### What is asked
Reproduce every entry exactly.

(Lines of data)
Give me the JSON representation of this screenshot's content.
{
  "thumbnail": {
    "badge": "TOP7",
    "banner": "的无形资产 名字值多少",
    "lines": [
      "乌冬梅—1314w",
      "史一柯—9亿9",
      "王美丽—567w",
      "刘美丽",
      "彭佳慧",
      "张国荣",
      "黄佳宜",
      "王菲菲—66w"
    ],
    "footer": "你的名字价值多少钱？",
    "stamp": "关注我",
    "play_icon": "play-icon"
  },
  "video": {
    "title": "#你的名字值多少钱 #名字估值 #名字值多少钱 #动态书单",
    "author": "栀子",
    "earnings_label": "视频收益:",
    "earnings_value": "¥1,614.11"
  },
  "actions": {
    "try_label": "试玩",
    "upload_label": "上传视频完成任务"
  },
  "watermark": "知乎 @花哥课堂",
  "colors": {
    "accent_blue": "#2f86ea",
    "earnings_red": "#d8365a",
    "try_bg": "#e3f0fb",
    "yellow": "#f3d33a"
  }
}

### Written answer
Give me the JSON representation of this screenshot's content.
{
  "thumbnail": {
    "badge": "TOP7",
    "banner": "的无形资产 名字值多少",
    "lines": [
      "乌冬梅—1314w",
      "史一柯—9亿9",
      "王美丽—567w",
      "刘美丽",
      "彭佳慧",
      "张国荣",
      "黄佳宜",
      "王菲菲—66w"
    ],
    "footer": "你的名字价值多少钱？",
    "stamp": "关注我",
    "play_icon": "play-icon"
  },
  "video": {
    "title": "#你的名字值多少钱 #名字估值 #名字值多少钱 #动态书单",
    "author": "栀子",
    "earnings_label": "视频收益:",
    "earnings_value": "¥1,614.11"
  },
  "actions": {
    "try_label": "试玩",
    "upload_label": "上传视频完成任务"
  },
  "watermark": "知乎 @花哥课堂",
  "colors": {
    "accent_blue": "#2f86ea",
    "earnings_red": "#d8365a",
    "try_bg": "#e3f0fb",
    "yellow": "#f3d33a"
  }
}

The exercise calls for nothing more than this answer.